### What this task involves
Check every line below for the word "SERVER" and copy each one that has it.

### Records to process
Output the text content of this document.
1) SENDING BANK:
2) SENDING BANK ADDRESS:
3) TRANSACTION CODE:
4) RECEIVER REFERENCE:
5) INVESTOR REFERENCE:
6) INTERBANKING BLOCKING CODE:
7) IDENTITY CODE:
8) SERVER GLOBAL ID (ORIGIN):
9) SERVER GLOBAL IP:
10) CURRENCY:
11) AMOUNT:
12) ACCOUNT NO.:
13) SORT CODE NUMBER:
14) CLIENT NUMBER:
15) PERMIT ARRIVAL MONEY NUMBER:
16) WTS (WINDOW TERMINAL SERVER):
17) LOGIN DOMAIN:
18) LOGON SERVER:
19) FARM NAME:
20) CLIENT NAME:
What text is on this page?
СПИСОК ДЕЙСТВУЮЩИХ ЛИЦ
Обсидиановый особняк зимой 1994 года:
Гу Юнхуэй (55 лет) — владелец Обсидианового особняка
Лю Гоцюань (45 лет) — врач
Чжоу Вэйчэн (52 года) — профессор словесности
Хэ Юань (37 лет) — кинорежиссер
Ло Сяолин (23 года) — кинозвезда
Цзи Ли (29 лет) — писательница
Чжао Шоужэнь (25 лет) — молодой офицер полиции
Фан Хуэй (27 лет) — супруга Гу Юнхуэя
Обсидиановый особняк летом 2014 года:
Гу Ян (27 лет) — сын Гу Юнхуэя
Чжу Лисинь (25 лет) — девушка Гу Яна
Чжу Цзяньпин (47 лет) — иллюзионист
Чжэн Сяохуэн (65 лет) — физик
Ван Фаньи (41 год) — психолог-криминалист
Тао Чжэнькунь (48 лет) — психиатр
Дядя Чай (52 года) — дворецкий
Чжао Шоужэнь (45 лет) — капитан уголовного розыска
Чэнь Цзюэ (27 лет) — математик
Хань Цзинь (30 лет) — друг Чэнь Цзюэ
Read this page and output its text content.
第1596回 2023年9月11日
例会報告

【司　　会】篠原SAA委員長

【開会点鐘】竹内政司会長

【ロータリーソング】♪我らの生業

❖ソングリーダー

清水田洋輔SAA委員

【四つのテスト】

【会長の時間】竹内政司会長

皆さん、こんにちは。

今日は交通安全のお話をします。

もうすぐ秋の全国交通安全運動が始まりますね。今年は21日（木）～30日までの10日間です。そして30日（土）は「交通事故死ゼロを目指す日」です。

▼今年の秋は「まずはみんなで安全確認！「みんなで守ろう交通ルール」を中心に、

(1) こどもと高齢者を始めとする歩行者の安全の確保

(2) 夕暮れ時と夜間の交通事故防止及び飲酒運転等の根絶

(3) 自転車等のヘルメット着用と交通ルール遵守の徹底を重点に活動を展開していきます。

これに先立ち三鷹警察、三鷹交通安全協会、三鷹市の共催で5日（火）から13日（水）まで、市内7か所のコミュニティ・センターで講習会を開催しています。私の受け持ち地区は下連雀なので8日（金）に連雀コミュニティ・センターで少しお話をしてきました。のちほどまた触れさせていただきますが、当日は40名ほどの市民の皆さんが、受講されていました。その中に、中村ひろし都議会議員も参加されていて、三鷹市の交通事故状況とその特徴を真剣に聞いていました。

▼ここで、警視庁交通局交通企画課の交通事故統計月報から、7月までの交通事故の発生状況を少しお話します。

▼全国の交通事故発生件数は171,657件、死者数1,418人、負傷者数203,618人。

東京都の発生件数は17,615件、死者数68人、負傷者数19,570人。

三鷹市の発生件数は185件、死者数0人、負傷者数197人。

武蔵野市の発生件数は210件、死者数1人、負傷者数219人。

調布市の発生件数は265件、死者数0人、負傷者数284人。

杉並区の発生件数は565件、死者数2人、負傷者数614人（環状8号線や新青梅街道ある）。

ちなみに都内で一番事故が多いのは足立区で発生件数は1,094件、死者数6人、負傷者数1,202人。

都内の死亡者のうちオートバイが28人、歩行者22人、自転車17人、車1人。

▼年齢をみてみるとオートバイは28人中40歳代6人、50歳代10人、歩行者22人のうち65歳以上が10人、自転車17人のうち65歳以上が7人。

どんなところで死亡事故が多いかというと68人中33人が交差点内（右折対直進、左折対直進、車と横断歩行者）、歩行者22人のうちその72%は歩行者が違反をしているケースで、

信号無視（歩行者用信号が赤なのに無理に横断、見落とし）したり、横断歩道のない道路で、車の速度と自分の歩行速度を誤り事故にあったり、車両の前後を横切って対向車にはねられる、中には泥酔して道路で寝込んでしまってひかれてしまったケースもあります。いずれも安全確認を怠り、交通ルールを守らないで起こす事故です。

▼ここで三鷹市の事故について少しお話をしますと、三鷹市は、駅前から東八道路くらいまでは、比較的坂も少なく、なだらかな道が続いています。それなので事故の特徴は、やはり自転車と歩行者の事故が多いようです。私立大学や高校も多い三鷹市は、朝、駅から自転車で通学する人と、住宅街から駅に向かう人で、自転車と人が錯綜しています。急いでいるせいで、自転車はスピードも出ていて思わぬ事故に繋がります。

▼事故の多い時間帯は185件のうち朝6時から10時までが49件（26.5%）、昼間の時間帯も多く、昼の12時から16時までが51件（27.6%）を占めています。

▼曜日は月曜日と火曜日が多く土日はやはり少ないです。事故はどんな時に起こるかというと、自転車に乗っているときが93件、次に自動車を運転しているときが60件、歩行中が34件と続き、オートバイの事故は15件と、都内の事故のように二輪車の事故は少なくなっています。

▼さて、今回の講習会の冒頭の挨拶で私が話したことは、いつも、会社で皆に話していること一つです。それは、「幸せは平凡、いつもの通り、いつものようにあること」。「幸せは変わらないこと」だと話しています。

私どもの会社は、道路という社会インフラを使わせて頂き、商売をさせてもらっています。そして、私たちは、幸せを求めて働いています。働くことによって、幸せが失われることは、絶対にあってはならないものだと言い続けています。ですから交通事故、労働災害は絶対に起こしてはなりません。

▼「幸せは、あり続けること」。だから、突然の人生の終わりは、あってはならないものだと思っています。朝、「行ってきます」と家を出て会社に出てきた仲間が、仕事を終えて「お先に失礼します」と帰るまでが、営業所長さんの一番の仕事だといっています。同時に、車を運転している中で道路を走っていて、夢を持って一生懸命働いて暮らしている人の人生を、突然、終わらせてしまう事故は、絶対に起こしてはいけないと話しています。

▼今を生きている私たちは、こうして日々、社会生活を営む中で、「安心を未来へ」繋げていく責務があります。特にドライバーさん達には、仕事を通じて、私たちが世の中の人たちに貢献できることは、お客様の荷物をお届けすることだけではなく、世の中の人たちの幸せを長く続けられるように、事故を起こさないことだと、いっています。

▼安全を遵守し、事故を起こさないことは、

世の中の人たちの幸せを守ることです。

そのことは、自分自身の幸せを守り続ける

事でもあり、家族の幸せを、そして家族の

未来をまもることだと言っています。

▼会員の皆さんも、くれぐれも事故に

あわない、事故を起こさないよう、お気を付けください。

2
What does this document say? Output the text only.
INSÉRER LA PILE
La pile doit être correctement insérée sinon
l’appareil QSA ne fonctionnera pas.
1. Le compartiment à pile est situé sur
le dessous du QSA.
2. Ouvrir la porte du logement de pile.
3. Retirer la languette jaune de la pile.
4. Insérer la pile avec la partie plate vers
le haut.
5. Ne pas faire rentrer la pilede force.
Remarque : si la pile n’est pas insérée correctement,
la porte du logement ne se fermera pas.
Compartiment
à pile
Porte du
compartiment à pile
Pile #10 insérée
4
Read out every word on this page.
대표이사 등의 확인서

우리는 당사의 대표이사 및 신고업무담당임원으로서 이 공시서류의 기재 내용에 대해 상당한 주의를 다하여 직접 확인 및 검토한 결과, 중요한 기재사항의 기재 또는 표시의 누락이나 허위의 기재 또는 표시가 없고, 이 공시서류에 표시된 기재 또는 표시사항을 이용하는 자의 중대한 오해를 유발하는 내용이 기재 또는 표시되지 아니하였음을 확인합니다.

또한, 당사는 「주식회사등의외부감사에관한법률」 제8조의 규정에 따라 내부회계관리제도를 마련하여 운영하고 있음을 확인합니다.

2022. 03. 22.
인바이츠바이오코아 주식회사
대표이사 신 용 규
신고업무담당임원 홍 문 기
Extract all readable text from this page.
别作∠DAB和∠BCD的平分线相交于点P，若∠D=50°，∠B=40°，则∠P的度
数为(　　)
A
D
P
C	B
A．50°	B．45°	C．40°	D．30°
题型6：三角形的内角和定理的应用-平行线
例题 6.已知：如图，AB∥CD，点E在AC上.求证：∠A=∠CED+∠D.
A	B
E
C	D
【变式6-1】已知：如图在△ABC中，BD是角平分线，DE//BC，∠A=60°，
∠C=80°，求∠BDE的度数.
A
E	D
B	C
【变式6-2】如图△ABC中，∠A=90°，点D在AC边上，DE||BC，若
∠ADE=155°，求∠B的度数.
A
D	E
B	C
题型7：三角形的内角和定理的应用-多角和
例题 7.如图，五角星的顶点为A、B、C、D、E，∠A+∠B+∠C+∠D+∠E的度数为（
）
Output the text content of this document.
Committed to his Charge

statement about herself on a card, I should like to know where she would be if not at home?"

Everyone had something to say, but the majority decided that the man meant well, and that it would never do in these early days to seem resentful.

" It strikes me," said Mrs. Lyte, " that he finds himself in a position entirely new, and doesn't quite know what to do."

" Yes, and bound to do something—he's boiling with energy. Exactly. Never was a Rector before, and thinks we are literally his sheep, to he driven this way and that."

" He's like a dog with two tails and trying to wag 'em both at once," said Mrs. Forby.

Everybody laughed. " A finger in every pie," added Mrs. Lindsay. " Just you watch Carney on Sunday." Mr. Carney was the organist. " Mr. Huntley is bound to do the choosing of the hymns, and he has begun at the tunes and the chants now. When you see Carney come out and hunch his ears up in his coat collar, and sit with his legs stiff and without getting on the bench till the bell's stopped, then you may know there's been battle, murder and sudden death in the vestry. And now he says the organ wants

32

### Written response
8) SERVER GLOBAL ID (ORIGIN):
9) SERVER GLOBAL IP:
16) WTS (WINDOW TERMINAL SERVER):
18) LOGON SERVER:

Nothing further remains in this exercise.